> **What you should do**
Transcribe the whole listing without a single picture.

━━━━━━━━━━━━━━━━━━━━━━━━━━━━━━

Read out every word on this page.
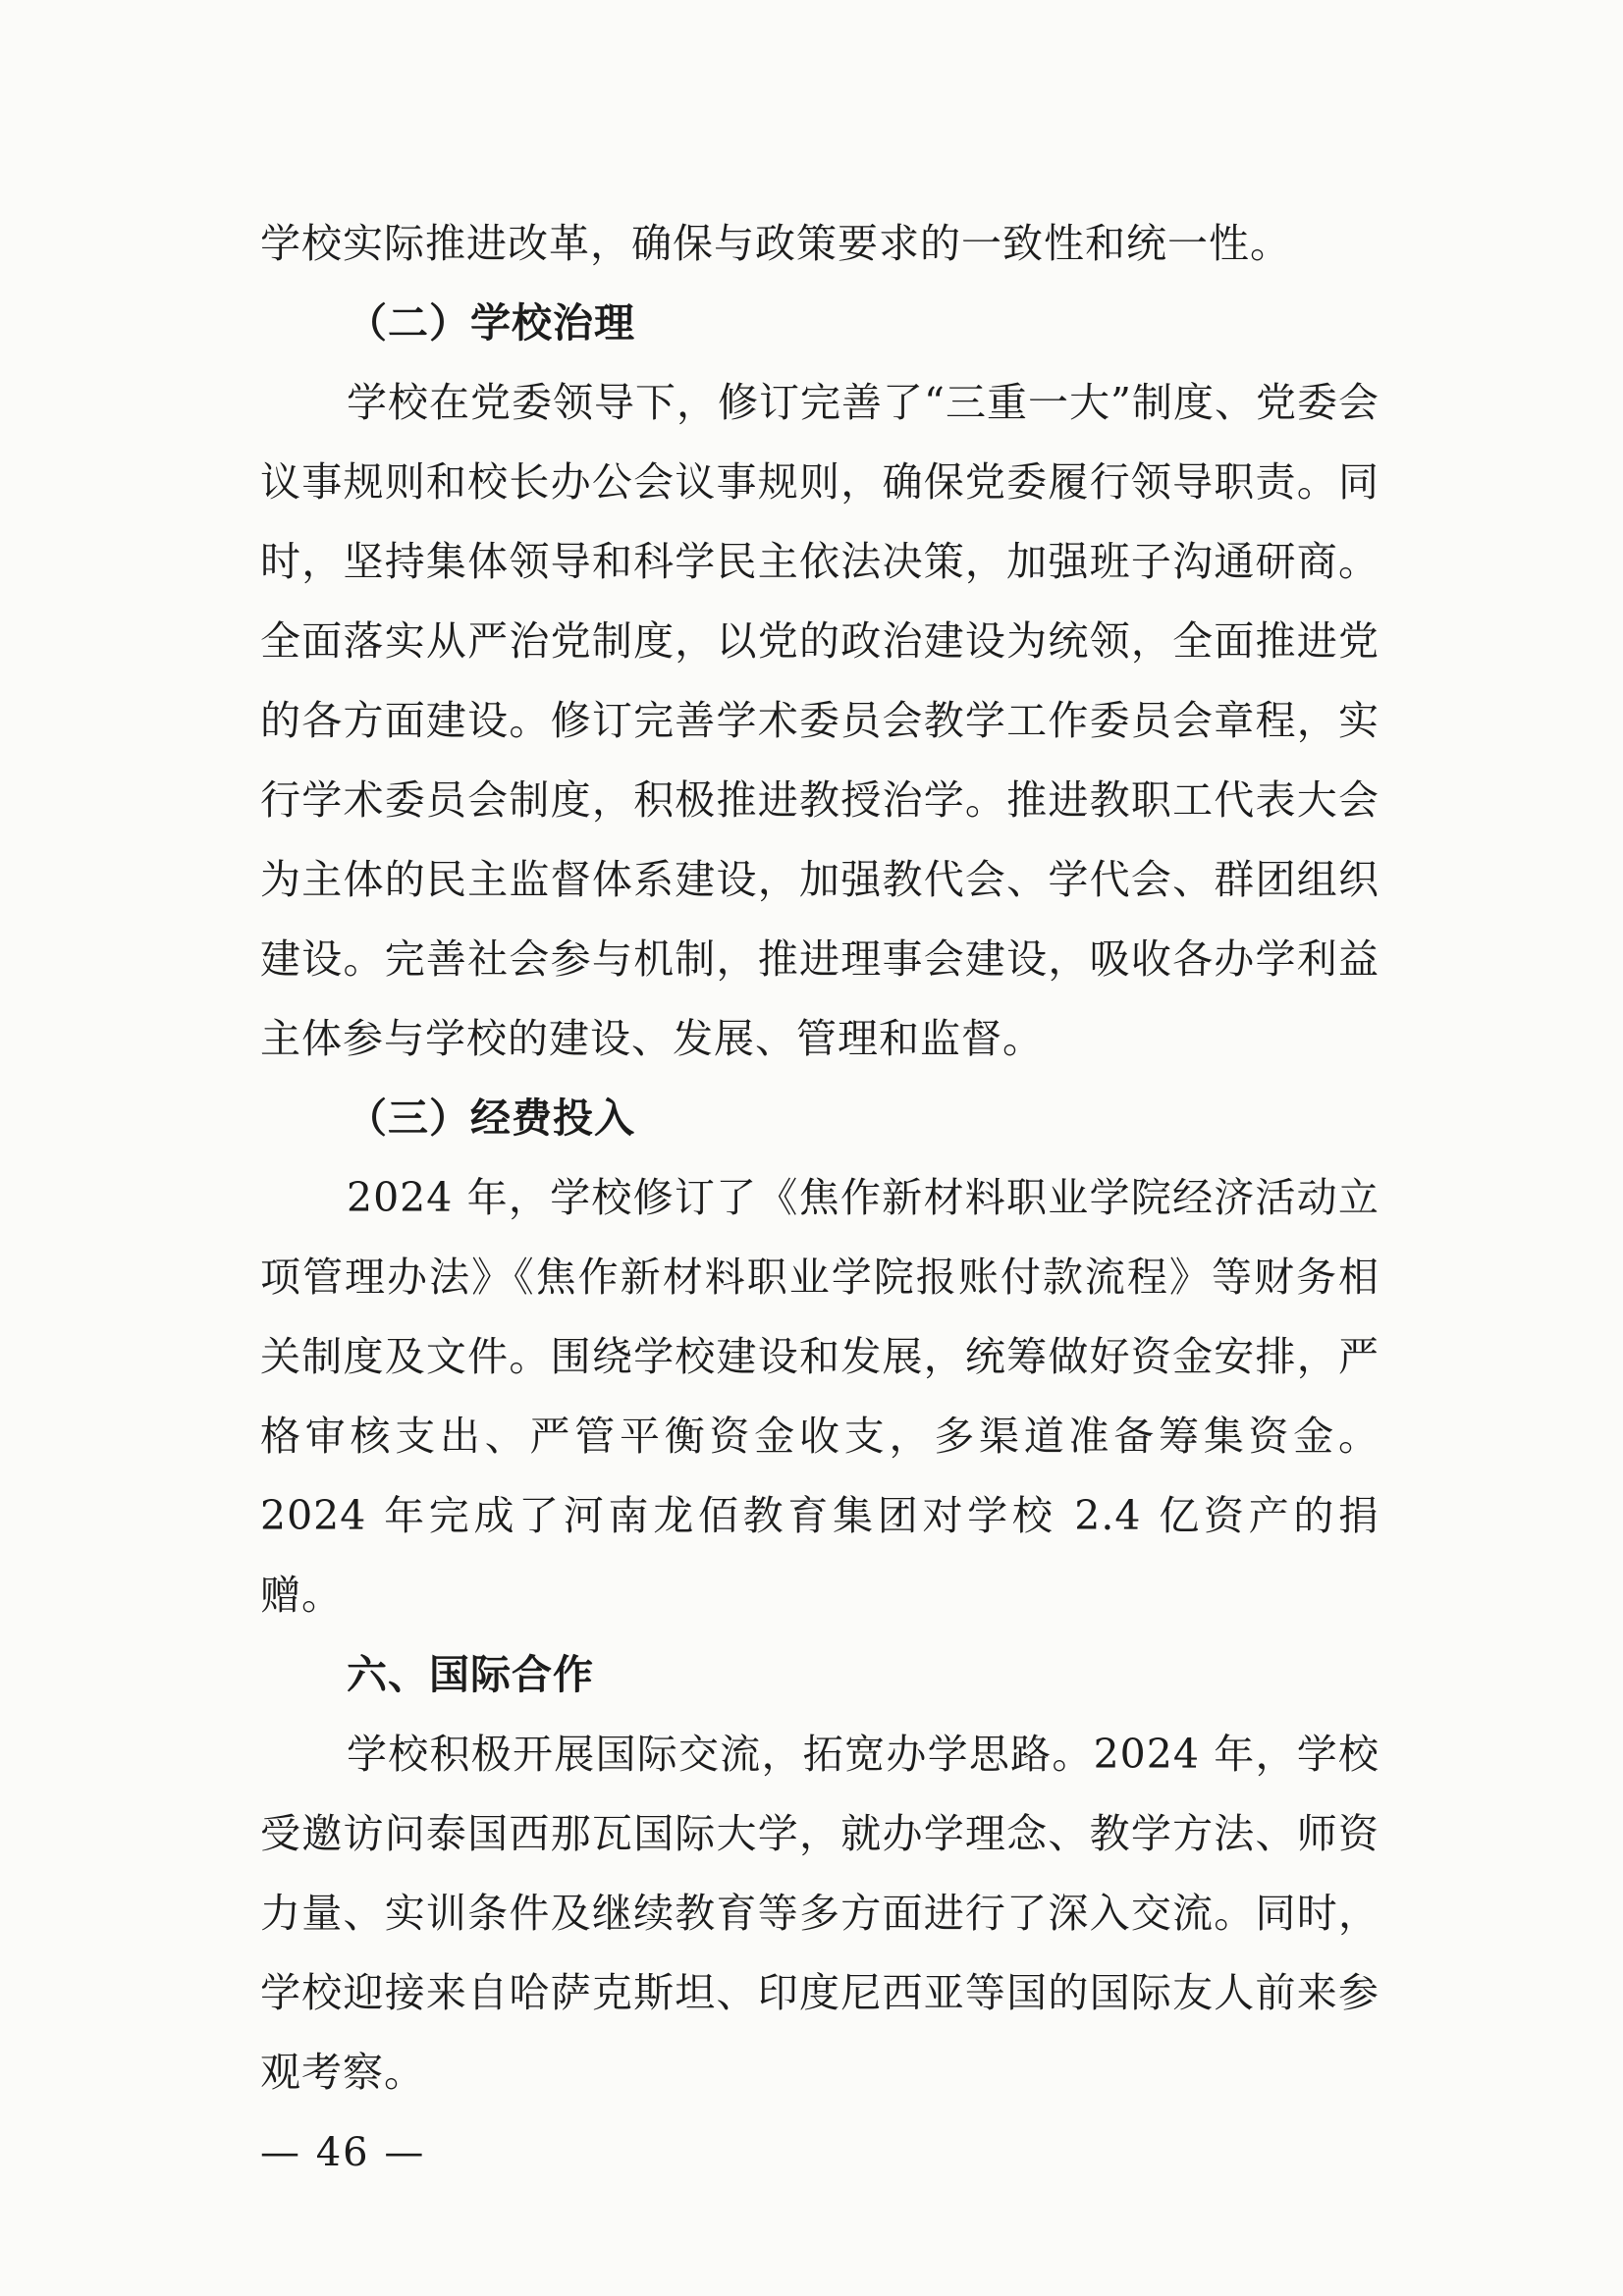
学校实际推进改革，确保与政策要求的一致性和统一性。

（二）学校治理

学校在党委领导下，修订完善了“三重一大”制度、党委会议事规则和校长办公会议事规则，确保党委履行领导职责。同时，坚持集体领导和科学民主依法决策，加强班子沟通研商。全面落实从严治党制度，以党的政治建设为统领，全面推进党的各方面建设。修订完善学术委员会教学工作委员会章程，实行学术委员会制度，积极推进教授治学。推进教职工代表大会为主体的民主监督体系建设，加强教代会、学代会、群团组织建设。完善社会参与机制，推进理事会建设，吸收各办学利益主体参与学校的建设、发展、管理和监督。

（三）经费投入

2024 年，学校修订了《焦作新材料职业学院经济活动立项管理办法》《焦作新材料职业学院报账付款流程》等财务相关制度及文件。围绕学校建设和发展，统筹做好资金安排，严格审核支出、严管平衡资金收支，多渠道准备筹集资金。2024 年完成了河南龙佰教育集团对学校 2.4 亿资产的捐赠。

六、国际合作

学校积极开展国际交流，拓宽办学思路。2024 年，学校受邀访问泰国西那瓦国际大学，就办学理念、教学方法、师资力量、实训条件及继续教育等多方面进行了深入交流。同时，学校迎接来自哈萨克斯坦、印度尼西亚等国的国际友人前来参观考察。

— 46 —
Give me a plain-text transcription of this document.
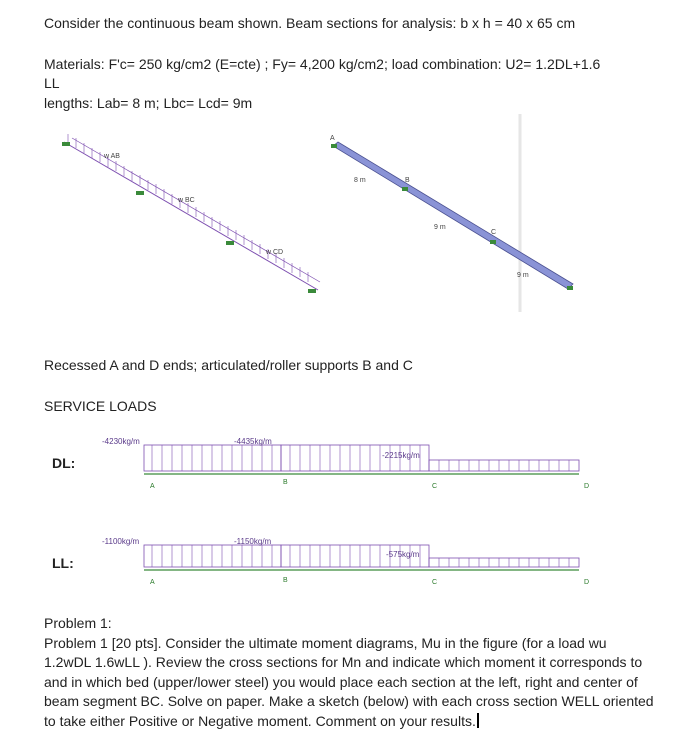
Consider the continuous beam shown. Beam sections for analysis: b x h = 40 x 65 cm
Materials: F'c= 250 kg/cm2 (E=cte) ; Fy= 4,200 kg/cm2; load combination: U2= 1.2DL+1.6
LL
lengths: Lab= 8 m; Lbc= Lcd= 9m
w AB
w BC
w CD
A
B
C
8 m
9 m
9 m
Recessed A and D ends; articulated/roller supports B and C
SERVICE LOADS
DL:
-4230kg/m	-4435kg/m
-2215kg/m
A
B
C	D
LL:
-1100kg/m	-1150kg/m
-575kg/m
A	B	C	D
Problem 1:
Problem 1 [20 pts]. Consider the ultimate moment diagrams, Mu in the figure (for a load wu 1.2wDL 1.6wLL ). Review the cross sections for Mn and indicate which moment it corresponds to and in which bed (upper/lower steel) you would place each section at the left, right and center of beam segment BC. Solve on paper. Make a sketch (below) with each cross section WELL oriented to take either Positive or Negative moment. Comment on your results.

━━━━━━━━━━━━━━━━━━━━━━━━━━━━━━

> **Solution to this task**
Read out every word on this page.
学校实际推进改革，确保与政策要求的一致性和统一性。

（二）学校治理

学校在党委领导下，修订完善了“三重一大”制度、党委会议事规则和校长办公会议事规则，确保党委履行领导职责。同时，坚持集体领导和科学民主依法决策，加强班子沟通研商。全面落实从严治党制度，以党的政治建设为统领，全面推进党的各方面建设。修订完善学术委员会教学工作委员会章程，实行学术委员会制度，积极推进教授治学。推进教职工代表大会为主体的民主监督体系建设，加强教代会、学代会、群团组织建设。完善社会参与机制，推进理事会建设，吸收各办学利益主体参与学校的建设、发展、管理和监督。

（三）经费投入

2024 年，学校修订了《焦作新材料职业学院经济活动立项管理办法》《焦作新材料职业学院报账付款流程》等财务相关制度及文件。围绕学校建设和发展，统筹做好资金安排，严格审核支出、严管平衡资金收支，多渠道准备筹集资金。2024 年完成了河南龙佰教育集团对学校 2.4 亿资产的捐赠。

六、国际合作

学校积极开展国际交流，拓宽办学思路。2024 年，学校受邀访问泰国西那瓦国际大学，就办学理念、教学方法、师资力量、实训条件及继续教育等多方面进行了深入交流。同时，学校迎接来自哈萨克斯坦、印度尼西亚等国的国际友人前来参观考察。

— 46 —
Give me a plain-text transcription of this document.
Consider the continuous beam shown. Beam sections for analysis: b x h = 40 x 65 cm
Materials: F'c= 250 kg/cm2 (E=cte) ; Fy= 4,200 kg/cm2; load combination: U2= 1.2DL+1.6
LL
lengths: Lab= 8 m; Lbc= Lcd= 9m
w AB
w BC
w CD
A
B
C
8 m
9 m
9 m
Recessed A and D ends; articulated/roller supports B and C
SERVICE LOADS
DL:
-4230kg/m	-4435kg/m
-2215kg/m
A
B
C	D
LL:
-1100kg/m	-1150kg/m
-575kg/m
A	B	C	D
Problem 1:
Problem 1 [20 pts]. Consider the ultimate moment diagrams, Mu in the figure (for a load wu 1.2wDL 1.6wLL ). Review the cross sections for Mn and indicate which moment it corresponds to and in which bed (upper/lower steel) you would place each section at the left, right and center of beam segment BC. Solve on paper. Make a sketch (below) with each cross section WELL oriented to take either Positive or Negative moment. Comment on your results.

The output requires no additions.